== Instruction ==
Examine the entries and show every line in which the word "object" is found.
══ Entries shown ══
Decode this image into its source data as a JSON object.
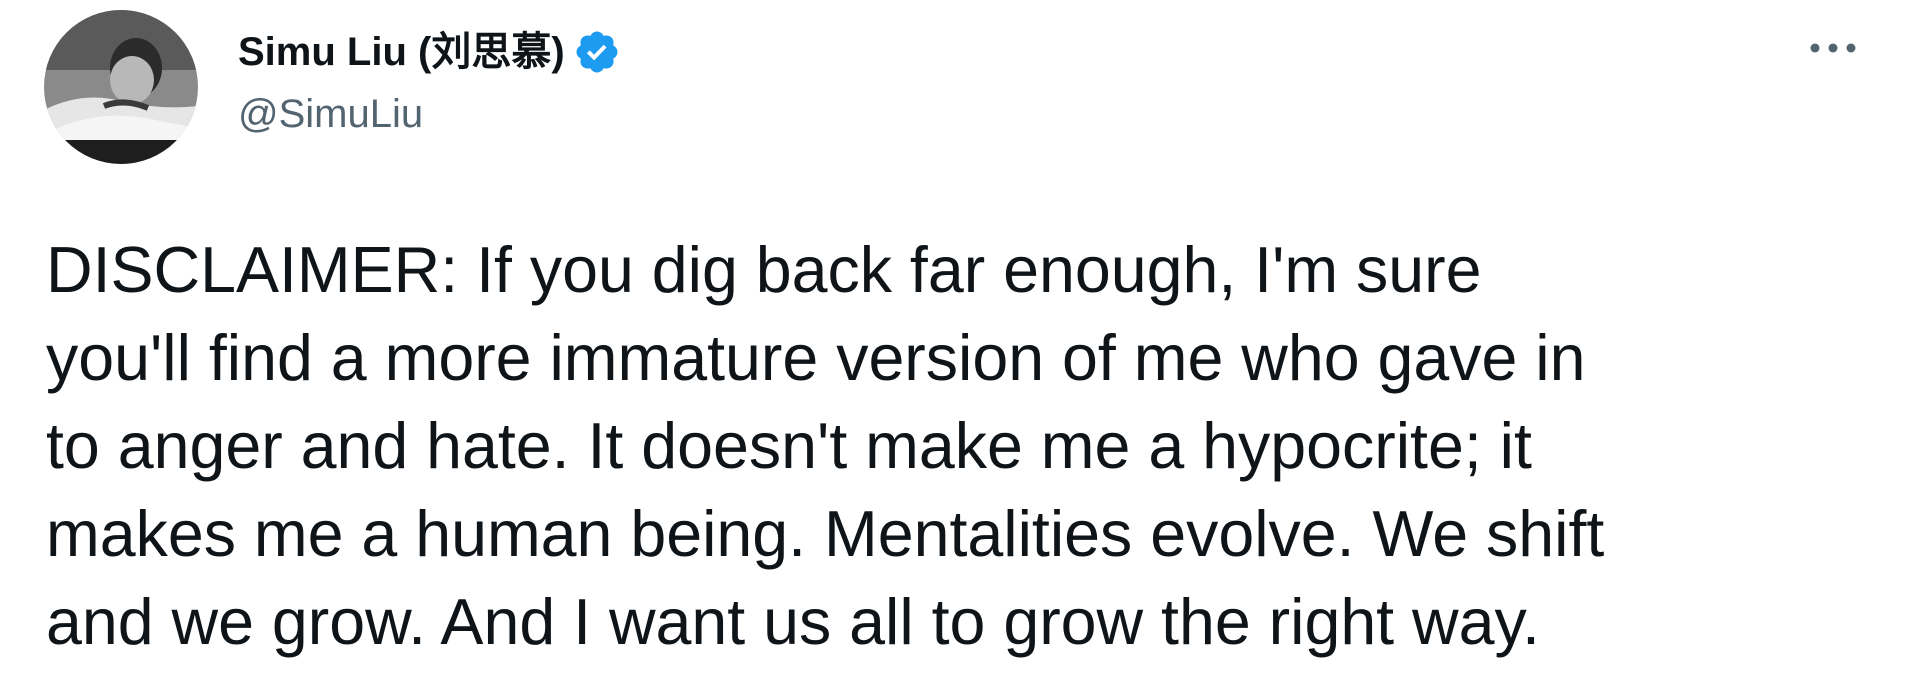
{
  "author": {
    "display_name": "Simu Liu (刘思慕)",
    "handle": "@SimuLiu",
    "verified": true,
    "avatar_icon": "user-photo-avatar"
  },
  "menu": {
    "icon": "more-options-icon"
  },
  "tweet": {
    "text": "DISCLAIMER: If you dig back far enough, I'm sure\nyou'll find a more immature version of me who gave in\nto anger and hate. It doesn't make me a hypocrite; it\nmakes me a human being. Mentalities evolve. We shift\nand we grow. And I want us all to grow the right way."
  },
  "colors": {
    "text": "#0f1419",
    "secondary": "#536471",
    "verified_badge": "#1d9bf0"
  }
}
═══
══ Entries shown ══
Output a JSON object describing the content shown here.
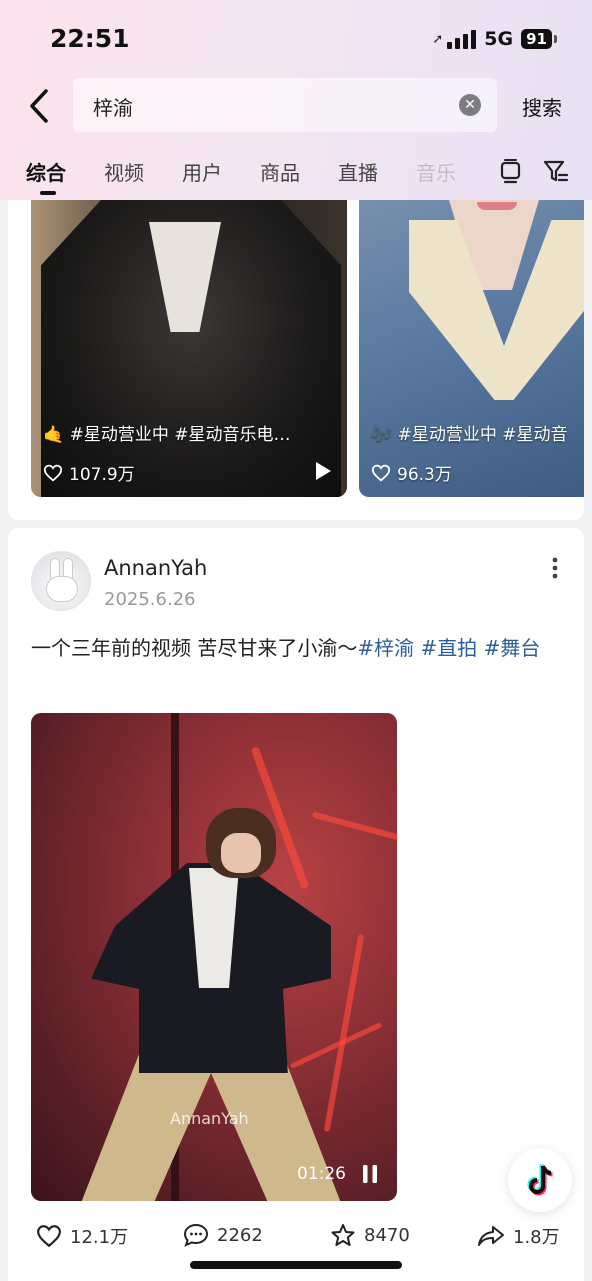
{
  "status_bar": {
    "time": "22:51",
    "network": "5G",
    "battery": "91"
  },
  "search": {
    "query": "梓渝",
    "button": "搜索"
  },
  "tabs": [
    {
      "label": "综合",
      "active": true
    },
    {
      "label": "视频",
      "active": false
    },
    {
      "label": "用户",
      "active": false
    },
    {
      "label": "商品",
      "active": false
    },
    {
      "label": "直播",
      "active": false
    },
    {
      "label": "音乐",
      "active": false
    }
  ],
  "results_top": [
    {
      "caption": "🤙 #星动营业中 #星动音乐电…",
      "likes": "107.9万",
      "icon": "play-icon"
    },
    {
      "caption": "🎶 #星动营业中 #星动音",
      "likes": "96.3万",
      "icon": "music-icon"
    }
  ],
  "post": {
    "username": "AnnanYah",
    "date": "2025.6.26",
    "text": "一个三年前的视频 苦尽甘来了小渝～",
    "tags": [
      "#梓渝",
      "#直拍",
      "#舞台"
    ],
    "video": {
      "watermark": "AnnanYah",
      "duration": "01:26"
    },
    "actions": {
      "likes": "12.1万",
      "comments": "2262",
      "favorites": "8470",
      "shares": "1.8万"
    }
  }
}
═══
== Correct answer ==
Decode this image into its source data as a JSON object.
Output a JSON object describing the content shown here.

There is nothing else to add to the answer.